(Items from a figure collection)
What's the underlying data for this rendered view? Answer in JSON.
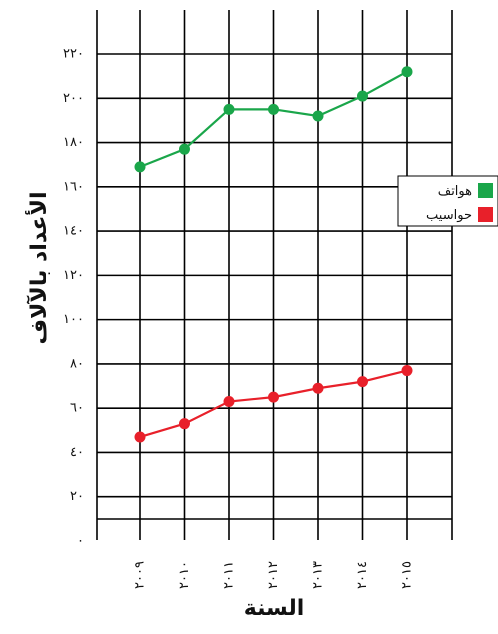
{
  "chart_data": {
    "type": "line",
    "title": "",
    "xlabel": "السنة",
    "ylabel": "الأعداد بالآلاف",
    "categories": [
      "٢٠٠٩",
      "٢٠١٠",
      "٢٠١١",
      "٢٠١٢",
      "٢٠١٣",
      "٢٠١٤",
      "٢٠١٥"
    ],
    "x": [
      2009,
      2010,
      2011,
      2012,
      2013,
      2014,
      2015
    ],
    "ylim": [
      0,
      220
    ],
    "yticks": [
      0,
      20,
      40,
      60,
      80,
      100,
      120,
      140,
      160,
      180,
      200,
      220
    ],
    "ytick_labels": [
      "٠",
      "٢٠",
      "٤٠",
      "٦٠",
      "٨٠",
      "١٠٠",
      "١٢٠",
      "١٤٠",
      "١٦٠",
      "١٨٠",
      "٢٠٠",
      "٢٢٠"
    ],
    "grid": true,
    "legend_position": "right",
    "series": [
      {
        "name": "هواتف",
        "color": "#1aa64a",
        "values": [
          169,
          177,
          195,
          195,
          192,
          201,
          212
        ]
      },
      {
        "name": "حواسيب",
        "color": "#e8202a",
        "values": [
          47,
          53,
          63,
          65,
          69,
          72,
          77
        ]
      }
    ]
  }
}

GIVEN REQUEST:
Nothing but the pictures may be dropped; output the records above exactly.

RESULT OF THE EXERCISE:
What's the underlying data for this rendered view? Answer in JSON.
{
  "chart_data": {
    "type": "line",
    "title": "",
    "xlabel": "السنة",
    "ylabel": "الأعداد بالآلاف",
    "categories": [
      "٢٠٠٩",
      "٢٠١٠",
      "٢٠١١",
      "٢٠١٢",
      "٢٠١٣",
      "٢٠١٤",
      "٢٠١٥"
    ],
    "x": [
      2009,
      2010,
      2011,
      2012,
      2013,
      2014,
      2015
    ],
    "ylim": [
      0,
      220
    ],
    "yticks": [
      0,
      20,
      40,
      60,
      80,
      100,
      120,
      140,
      160,
      180,
      200,
      220
    ],
    "ytick_labels": [
      "٠",
      "٢٠",
      "٤٠",
      "٦٠",
      "٨٠",
      "١٠٠",
      "١٢٠",
      "١٤٠",
      "١٦٠",
      "١٨٠",
      "٢٠٠",
      "٢٢٠"
    ],
    "grid": true,
    "legend_position": "right",
    "series": [
      {
        "name": "هواتف",
        "color": "#1aa64a",
        "values": [
          169,
          177,
          195,
          195,
          192,
          201,
          212
        ]
      },
      {
        "name": "حواسيب",
        "color": "#e8202a",
        "values": [
          47,
          53,
          63,
          65,
          69,
          72,
          77
        ]
      }
    ]
  }
}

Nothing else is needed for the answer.